» Passage:
Thursday, June 23, 2005

I am not and don't claim to be an outstanding public speaker or instructor, but I do believe I'm competent enough to construct a lesson around a specific topic or topics that progresses in a logical manner from one point to the next and eventually culminates in a desired goal of understanding or acquisition of a new skill which can be done in the span of a class period or multiple class periods. I attribute this to the fact that I do have an undergraduate degree in secondary education. As would seem likely, some of the courses required for the acquisition of this degree deal specifically with how to complete the very task mentioned above, construction of a lesson plan or a unit. This seems like a logical and necessary skill to obtain in the quest to becoming an effective, efficient teacher. This leads me to question why this very same skill isn’t required for instructors in higher education. What exactly is the difference between teaching twelfth-grade seniors and college freshmen? I don't see any.

The reason this topic seems interesting to me now is that I've started taking classes again at the university, and it's blatantly obvious that the instructor I have for this class either isn't comfortable speaking in front of others or so disorganized in his thoughts that it's impossible to ascertain whether he's making it all up as we go along or he's actually knowledgeable on the subject. I prefer to believe the latter; otherwise he wouldn't be teaching at this university, which is renowned for its Philosophy department. Also, it'd just be too painful and scary to contemplate the former. What's painful is that his speech is punctuated by "umms" and "I means" in an attempt to gather his thoughts into a coherent set of ideas and points of relevance. And he seems easily rattled by questions that jump ahead in the progression of the class's forward march. I honestly don't know how you can present yourself in such a way in the hopes of obtaining a new position in such a field. It just doesn't seem like you could and hope to succeed.

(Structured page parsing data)
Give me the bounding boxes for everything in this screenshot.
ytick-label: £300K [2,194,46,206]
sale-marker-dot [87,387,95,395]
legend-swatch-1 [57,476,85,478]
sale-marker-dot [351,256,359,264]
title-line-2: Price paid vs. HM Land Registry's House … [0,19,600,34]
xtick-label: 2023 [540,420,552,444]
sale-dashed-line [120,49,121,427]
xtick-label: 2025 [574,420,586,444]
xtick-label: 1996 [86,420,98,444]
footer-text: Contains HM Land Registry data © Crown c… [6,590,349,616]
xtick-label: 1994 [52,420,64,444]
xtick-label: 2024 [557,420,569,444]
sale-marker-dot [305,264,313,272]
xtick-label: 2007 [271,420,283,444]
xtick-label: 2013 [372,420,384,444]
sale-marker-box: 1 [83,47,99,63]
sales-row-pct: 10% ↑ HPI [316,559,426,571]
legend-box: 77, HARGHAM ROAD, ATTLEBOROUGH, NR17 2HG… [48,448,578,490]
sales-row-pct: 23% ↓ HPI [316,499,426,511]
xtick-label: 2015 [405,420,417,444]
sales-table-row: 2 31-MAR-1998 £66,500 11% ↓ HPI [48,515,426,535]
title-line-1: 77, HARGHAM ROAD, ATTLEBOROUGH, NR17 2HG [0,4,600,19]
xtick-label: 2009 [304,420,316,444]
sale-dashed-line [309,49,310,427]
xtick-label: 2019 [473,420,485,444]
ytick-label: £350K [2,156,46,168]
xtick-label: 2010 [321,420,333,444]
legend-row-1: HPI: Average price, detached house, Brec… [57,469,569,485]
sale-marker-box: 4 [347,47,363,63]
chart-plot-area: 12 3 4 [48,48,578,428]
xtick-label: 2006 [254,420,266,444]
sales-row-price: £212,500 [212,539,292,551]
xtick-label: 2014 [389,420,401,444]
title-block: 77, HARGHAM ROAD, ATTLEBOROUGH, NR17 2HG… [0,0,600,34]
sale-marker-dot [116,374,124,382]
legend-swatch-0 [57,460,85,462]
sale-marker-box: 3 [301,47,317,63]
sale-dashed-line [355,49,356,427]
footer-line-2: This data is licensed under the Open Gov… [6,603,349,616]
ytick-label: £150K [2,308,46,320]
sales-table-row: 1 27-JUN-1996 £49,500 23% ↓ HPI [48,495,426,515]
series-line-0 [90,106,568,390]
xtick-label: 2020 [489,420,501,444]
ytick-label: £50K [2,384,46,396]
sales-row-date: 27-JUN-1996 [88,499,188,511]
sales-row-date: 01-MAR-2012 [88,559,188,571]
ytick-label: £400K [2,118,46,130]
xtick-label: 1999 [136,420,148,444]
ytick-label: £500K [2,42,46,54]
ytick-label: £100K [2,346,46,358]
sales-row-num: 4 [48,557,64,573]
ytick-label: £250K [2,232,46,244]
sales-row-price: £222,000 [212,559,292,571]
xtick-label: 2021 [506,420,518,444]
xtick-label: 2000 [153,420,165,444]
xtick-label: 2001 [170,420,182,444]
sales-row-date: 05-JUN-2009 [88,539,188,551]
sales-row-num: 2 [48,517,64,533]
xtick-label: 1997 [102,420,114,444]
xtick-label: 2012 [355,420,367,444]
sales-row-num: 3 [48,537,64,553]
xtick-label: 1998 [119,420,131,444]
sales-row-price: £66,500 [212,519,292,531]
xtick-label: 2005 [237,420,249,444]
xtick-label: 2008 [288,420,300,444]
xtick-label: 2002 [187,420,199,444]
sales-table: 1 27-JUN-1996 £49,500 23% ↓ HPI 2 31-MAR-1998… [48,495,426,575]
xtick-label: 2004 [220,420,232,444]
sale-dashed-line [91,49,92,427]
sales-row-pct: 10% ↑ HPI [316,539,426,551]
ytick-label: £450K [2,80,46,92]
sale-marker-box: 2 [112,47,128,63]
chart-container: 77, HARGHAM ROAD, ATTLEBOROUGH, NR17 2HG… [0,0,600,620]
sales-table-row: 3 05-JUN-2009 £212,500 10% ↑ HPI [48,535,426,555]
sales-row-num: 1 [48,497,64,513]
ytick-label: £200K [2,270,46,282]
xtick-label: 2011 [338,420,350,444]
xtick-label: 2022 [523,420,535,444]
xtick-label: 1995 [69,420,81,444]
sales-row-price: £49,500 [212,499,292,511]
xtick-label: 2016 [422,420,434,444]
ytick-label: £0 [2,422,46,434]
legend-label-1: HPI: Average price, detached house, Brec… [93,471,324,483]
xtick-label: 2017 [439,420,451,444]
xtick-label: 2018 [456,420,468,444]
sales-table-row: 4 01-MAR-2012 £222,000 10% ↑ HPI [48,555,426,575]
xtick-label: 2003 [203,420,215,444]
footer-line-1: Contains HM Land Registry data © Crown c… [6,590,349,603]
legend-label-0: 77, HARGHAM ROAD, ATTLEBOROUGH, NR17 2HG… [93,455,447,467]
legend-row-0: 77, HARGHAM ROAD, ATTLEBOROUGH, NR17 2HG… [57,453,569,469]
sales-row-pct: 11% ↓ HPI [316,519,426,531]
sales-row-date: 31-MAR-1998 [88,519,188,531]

» Task requirements: In the post about teaching in higher education, what degree does the writer hold?

» Written solution: An undergraduate degree in secondary education.